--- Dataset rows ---
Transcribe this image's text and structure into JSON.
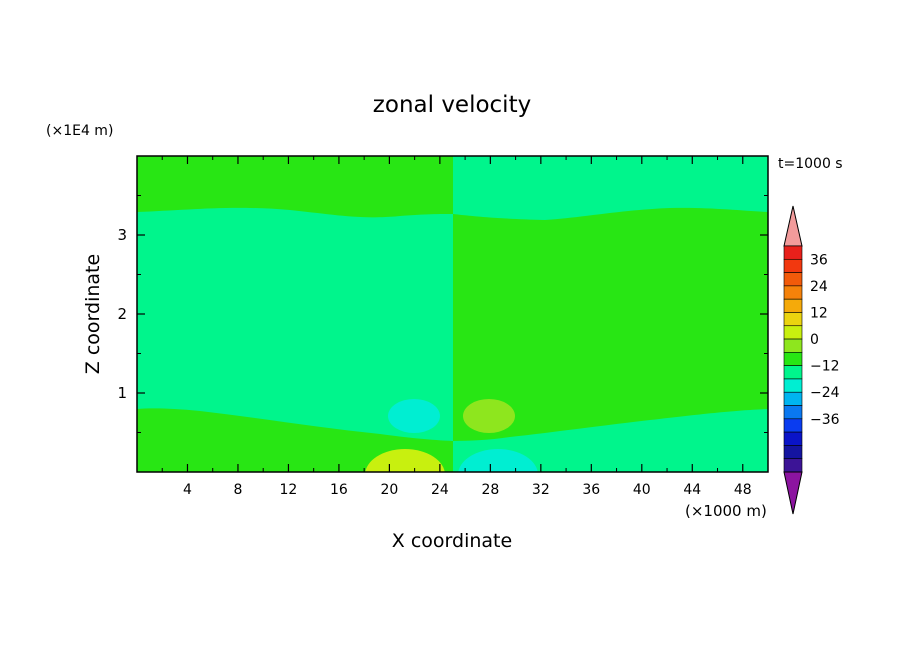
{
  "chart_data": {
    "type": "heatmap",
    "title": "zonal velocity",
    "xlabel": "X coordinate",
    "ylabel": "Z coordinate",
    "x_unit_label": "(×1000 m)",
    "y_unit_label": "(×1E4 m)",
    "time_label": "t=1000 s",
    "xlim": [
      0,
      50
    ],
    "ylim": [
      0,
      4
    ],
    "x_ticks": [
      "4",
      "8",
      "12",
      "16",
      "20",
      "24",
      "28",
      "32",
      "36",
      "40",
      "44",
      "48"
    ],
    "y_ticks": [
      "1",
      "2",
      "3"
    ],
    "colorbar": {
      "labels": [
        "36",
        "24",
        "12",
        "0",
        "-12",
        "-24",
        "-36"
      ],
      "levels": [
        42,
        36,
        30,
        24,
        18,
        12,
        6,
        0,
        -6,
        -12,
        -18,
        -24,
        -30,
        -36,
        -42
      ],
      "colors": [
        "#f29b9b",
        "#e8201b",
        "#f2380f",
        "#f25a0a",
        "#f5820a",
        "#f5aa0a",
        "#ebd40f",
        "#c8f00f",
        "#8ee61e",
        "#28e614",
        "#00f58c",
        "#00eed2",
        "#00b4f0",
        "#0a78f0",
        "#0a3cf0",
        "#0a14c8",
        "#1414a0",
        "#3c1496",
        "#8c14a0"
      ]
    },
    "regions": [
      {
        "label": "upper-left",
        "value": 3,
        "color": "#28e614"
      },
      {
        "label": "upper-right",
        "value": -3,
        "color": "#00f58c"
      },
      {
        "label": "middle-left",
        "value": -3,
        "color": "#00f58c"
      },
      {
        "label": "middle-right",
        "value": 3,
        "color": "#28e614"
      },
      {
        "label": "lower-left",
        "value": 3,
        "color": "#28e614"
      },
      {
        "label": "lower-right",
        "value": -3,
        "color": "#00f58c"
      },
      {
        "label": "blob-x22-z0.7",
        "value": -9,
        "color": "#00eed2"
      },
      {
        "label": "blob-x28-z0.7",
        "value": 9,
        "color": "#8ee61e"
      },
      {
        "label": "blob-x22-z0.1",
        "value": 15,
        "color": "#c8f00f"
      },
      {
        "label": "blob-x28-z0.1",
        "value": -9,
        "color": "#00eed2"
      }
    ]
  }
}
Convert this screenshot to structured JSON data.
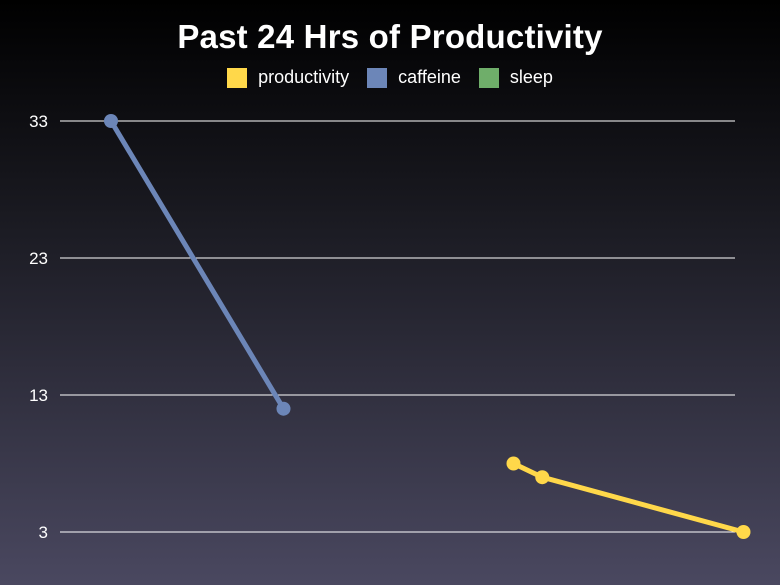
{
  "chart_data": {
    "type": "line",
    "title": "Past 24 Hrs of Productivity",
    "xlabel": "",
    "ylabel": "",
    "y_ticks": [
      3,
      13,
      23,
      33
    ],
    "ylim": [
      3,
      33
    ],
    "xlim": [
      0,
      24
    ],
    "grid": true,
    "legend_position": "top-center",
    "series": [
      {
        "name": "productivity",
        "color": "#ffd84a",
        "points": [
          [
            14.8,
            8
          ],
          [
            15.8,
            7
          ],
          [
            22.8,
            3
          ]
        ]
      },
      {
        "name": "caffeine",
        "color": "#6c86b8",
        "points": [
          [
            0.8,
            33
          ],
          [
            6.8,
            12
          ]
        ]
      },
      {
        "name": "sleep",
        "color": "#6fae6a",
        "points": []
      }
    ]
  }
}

--

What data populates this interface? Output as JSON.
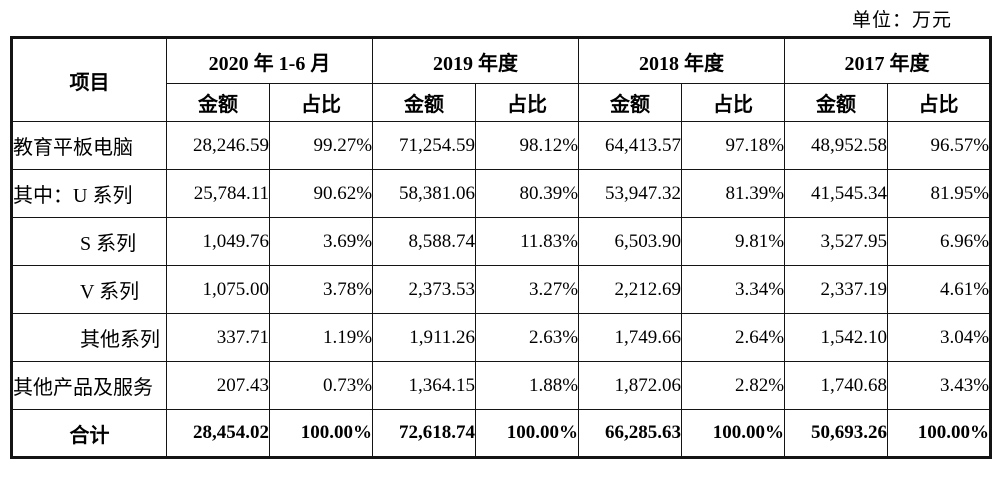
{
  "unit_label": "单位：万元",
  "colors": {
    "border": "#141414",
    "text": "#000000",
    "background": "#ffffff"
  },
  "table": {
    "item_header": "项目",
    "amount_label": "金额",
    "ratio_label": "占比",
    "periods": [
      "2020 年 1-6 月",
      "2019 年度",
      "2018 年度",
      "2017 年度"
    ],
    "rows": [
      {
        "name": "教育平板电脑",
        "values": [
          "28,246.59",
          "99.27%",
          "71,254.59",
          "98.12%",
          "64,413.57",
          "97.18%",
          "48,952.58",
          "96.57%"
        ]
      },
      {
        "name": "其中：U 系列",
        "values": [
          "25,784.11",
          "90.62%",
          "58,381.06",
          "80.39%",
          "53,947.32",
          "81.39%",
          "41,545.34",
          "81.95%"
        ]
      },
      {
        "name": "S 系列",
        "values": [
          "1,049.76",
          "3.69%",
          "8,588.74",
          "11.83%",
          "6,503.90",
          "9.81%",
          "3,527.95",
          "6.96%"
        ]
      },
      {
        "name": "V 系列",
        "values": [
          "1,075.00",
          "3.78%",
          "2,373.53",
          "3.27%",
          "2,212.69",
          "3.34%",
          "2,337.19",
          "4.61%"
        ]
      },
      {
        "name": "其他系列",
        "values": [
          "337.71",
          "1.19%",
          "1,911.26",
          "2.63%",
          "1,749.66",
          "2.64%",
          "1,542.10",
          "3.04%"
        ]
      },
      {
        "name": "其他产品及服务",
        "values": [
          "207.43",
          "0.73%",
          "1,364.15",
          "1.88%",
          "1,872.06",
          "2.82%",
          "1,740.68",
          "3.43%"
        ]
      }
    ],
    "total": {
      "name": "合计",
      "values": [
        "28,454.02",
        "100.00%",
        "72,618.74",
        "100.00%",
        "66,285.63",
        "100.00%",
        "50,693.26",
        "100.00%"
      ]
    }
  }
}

--- Given problem ---
Identify how many lines in the entries above include the string "blob", then state that number alone.

--- Answer to this task ---
4